Task brief » Look below and pull out each line with the word "title".

Provided records »

☆ ☆ ☆ ☆ ☆ ☆ ☆

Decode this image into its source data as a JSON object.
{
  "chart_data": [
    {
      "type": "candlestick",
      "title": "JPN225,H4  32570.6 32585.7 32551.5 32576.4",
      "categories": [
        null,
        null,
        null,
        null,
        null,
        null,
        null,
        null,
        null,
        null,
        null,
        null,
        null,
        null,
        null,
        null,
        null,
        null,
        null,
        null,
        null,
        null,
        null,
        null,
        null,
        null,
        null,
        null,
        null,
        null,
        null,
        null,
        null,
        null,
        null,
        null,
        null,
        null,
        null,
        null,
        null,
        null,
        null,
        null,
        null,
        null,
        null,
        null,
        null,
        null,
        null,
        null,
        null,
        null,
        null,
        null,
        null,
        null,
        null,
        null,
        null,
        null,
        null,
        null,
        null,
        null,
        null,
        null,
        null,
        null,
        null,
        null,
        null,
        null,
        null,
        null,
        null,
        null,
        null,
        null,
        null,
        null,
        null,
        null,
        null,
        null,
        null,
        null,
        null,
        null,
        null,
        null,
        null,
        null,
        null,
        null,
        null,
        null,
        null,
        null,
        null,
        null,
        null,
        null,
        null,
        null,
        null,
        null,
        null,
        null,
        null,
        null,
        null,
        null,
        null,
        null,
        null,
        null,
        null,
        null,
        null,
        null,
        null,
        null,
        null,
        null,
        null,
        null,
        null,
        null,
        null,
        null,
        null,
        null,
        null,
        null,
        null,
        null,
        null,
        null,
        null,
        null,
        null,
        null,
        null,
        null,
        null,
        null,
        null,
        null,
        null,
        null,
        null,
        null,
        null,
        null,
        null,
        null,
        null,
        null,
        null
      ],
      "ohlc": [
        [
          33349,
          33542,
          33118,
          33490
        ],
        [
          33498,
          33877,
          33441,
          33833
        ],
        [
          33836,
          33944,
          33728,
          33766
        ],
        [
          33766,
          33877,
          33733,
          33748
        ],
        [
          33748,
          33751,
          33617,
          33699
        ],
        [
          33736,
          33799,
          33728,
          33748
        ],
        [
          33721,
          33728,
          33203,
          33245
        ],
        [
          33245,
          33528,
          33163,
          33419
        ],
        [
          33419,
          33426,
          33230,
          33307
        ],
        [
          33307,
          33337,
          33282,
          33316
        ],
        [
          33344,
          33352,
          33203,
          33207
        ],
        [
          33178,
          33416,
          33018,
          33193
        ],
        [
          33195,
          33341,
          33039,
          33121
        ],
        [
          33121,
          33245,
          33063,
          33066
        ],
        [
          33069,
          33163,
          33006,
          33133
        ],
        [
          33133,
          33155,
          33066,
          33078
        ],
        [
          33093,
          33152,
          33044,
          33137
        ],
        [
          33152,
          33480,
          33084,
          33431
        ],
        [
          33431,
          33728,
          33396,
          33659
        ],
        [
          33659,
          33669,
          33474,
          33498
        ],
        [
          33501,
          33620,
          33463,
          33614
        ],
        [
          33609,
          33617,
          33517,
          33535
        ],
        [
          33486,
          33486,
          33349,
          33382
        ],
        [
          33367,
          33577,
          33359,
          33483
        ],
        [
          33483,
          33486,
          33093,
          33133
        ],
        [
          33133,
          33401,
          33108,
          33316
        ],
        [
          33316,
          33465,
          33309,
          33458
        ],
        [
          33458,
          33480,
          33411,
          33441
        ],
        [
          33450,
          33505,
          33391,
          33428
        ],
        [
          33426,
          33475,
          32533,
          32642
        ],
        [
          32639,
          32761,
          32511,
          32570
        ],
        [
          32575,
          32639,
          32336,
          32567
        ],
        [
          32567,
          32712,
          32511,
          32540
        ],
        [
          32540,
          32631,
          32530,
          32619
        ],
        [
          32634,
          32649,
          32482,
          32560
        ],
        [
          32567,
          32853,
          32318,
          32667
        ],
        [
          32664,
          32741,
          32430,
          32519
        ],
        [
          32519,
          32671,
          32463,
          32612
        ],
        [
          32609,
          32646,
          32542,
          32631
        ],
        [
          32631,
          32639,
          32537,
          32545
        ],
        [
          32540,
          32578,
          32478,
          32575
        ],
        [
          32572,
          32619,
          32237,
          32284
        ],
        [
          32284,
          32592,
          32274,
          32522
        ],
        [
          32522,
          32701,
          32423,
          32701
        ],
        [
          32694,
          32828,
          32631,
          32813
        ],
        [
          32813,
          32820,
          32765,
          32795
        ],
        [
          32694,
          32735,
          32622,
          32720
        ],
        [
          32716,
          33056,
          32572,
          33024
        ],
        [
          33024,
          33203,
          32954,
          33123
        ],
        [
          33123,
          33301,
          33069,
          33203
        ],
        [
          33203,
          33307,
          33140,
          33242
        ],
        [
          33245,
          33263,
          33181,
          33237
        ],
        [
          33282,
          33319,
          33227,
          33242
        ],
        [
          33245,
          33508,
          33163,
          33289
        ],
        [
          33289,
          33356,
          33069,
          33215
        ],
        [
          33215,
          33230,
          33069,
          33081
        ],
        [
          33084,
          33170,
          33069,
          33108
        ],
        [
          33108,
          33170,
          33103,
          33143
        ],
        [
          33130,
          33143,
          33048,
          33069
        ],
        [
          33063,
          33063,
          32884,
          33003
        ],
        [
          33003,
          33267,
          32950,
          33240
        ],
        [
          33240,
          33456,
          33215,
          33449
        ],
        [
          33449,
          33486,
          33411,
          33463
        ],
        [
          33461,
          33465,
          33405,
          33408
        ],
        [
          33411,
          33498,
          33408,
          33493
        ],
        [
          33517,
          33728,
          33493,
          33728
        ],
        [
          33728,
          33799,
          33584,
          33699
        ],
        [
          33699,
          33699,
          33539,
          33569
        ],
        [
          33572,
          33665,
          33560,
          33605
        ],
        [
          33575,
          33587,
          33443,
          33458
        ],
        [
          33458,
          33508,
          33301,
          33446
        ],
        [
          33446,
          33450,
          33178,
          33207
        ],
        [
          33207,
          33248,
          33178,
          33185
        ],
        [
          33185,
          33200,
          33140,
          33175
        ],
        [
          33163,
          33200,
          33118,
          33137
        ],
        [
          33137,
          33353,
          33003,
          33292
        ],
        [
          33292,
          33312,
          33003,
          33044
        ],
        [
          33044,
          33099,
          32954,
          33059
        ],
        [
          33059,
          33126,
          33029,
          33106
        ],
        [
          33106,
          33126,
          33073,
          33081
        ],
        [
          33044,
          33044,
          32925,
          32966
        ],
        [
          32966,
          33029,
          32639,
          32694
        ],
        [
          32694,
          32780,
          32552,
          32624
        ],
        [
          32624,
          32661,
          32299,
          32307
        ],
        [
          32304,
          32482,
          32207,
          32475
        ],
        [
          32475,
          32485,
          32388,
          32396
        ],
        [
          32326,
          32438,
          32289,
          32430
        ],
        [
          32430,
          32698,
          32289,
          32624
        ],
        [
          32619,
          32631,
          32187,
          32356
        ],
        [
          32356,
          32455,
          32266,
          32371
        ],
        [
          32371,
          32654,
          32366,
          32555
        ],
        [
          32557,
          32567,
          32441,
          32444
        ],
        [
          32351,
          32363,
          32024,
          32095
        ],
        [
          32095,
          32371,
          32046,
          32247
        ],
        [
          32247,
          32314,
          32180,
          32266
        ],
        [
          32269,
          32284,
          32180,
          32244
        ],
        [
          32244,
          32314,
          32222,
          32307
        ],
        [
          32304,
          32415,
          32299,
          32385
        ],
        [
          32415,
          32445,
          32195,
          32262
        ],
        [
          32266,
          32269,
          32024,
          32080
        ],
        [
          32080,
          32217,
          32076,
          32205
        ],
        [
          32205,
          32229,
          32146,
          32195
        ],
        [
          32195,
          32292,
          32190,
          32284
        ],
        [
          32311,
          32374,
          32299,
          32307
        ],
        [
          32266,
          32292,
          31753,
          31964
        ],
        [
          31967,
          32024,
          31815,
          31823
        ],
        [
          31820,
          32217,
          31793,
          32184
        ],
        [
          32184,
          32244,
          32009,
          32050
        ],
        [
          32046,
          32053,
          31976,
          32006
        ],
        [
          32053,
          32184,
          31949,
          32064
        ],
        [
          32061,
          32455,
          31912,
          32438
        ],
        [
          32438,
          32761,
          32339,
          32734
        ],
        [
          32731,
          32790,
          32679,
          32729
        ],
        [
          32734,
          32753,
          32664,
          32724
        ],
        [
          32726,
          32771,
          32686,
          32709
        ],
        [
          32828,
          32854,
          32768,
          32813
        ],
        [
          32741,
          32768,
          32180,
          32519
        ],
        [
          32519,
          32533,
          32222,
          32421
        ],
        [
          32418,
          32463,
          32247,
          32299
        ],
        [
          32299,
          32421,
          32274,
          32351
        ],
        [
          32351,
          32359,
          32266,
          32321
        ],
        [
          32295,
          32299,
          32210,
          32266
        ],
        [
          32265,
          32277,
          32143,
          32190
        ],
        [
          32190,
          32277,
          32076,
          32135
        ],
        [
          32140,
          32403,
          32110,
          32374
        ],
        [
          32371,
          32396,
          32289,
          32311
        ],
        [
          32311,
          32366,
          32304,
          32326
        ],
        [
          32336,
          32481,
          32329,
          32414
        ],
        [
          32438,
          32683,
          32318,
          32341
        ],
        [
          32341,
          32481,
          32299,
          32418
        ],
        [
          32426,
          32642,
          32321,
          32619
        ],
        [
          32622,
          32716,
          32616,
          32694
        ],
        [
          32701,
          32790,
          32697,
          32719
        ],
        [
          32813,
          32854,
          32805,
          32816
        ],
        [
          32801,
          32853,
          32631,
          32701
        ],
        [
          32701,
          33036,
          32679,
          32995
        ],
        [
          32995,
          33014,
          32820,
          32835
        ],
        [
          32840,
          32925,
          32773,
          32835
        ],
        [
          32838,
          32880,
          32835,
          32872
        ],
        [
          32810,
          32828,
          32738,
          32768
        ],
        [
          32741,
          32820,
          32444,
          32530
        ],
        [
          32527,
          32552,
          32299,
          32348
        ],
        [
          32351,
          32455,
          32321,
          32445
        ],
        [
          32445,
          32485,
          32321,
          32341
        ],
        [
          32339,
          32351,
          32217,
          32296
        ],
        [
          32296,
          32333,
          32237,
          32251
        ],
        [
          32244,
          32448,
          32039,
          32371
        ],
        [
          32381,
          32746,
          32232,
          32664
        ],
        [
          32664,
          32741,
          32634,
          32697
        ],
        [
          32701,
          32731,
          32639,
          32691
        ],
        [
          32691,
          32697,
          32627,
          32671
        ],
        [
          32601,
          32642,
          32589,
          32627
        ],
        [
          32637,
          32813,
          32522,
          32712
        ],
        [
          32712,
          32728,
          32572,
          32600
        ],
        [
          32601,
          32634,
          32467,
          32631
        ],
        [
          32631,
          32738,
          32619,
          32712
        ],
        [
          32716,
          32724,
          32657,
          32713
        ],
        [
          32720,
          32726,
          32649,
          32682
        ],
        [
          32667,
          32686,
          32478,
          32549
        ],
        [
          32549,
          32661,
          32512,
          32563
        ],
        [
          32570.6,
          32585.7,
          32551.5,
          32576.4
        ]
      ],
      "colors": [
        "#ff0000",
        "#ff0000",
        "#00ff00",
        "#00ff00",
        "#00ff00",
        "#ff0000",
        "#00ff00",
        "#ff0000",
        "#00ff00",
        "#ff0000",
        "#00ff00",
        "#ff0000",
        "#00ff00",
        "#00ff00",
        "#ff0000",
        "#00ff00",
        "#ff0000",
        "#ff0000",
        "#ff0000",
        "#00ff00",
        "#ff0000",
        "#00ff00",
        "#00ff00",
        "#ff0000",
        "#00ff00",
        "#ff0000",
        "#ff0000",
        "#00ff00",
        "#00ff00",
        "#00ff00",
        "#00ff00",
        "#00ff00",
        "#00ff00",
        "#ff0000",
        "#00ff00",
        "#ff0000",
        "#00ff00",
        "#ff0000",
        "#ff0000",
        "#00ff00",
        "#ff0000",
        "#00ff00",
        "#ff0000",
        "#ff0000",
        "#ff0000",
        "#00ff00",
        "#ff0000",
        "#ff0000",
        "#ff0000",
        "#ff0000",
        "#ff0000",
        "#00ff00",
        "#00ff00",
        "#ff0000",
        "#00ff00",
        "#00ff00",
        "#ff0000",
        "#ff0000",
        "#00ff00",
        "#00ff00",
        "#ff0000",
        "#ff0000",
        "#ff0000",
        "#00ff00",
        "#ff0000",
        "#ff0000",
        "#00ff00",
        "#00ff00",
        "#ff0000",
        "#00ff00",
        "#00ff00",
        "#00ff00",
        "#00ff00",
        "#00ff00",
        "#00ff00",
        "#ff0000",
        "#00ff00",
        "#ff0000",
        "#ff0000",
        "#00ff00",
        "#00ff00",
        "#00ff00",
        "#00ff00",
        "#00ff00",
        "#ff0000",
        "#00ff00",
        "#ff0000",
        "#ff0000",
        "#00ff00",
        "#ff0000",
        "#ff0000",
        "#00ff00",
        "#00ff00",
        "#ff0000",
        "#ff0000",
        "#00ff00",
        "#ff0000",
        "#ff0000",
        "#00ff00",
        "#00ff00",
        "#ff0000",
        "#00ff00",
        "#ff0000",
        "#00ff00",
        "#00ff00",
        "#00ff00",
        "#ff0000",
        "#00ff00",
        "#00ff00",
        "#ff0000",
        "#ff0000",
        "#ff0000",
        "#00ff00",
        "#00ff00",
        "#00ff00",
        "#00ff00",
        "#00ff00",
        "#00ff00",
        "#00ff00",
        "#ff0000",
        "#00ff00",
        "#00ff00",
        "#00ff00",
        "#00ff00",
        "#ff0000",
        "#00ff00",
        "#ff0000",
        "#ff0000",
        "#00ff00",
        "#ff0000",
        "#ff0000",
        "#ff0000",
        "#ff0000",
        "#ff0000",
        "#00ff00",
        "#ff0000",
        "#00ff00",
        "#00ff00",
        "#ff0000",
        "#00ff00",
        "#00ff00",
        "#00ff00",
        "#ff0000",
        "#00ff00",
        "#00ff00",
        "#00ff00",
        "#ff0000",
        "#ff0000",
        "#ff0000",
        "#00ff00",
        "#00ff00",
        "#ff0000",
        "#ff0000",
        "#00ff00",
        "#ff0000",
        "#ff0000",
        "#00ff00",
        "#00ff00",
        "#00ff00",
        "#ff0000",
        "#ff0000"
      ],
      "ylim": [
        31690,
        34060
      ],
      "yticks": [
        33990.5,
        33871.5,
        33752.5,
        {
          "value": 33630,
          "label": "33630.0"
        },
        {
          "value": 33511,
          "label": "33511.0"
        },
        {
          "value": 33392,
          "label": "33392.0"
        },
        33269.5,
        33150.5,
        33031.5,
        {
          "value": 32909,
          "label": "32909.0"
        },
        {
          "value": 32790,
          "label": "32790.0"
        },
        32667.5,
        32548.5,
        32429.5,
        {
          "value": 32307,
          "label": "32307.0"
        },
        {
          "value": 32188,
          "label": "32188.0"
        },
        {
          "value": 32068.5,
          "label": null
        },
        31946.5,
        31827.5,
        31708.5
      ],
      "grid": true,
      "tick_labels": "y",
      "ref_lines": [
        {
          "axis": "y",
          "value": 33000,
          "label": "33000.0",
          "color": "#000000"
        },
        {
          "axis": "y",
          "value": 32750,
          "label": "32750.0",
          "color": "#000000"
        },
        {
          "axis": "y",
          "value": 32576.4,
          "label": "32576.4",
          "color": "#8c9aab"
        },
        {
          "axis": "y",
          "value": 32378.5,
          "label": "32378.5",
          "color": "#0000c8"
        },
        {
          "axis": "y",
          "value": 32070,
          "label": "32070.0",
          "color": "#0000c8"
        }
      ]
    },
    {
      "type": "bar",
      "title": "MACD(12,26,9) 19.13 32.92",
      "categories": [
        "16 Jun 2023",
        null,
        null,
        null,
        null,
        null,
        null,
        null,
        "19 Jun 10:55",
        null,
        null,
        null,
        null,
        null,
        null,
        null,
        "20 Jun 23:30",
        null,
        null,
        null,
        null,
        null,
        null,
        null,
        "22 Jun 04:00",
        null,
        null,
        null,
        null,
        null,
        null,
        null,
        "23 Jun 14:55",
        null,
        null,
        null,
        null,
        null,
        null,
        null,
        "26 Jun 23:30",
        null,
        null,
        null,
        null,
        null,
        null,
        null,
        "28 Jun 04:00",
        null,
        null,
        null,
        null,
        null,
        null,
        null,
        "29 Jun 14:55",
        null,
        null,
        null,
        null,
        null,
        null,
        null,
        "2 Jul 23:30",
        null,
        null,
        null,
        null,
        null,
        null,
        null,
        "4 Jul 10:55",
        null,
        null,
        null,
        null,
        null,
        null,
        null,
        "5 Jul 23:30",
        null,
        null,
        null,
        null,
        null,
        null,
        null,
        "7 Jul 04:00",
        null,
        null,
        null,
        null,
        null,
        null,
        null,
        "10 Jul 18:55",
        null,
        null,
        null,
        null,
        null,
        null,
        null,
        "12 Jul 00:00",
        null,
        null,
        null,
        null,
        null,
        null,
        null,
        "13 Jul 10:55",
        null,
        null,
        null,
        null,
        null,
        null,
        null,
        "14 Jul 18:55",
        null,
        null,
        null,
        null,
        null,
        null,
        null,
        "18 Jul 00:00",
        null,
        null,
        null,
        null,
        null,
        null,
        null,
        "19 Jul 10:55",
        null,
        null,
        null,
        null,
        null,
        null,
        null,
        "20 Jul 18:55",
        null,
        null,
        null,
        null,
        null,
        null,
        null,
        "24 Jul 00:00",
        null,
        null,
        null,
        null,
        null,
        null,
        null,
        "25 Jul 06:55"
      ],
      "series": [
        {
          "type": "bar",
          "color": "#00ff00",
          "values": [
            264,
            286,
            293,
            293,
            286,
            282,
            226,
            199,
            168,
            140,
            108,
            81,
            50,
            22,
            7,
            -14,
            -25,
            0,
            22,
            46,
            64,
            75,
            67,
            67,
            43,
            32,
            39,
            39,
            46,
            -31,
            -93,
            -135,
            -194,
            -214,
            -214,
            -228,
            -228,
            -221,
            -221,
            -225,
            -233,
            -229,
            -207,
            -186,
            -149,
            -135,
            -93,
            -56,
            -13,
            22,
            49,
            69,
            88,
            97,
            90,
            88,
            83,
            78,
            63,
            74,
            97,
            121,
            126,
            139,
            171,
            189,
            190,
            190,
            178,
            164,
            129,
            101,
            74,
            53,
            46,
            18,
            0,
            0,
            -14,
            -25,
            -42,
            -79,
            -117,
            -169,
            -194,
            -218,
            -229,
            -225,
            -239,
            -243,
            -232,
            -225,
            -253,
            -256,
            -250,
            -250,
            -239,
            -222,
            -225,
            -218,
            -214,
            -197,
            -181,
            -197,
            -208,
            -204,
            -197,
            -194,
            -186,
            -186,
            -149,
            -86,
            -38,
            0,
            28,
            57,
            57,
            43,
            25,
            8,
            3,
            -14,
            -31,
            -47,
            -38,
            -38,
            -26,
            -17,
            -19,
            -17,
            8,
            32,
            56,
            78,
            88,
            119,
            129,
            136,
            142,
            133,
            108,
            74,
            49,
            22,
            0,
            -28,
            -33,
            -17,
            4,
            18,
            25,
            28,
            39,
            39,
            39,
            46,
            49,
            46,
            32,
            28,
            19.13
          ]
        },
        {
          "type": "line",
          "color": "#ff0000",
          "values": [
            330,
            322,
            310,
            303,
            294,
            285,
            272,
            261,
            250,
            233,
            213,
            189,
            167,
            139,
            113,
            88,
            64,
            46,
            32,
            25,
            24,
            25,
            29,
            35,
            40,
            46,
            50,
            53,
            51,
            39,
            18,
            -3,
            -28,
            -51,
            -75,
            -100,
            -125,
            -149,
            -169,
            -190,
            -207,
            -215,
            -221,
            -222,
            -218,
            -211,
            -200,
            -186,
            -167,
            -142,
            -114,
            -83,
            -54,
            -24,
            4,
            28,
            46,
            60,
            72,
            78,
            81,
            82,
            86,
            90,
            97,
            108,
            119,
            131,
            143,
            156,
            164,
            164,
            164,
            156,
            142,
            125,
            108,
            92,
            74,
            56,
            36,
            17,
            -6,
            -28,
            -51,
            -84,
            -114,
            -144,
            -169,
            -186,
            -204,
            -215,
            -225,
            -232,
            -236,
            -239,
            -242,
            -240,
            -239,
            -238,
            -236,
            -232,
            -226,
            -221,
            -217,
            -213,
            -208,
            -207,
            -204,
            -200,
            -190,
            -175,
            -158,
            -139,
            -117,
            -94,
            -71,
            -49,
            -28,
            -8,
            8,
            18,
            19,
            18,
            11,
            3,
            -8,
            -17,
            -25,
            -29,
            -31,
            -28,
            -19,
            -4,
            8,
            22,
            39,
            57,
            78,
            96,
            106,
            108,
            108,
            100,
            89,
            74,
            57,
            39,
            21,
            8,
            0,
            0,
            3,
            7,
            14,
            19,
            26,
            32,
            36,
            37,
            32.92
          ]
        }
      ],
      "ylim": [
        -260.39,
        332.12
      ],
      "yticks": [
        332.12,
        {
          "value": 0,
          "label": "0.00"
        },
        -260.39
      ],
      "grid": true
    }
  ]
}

☆ ☆ ☆ ☆ ☆ ☆ ☆

Expected answer »
      "title": "JPN225,H4  32570.6 32585.7 32551.5 32576.4",
      "title": "MACD(12,26,9) 19.13 32.92",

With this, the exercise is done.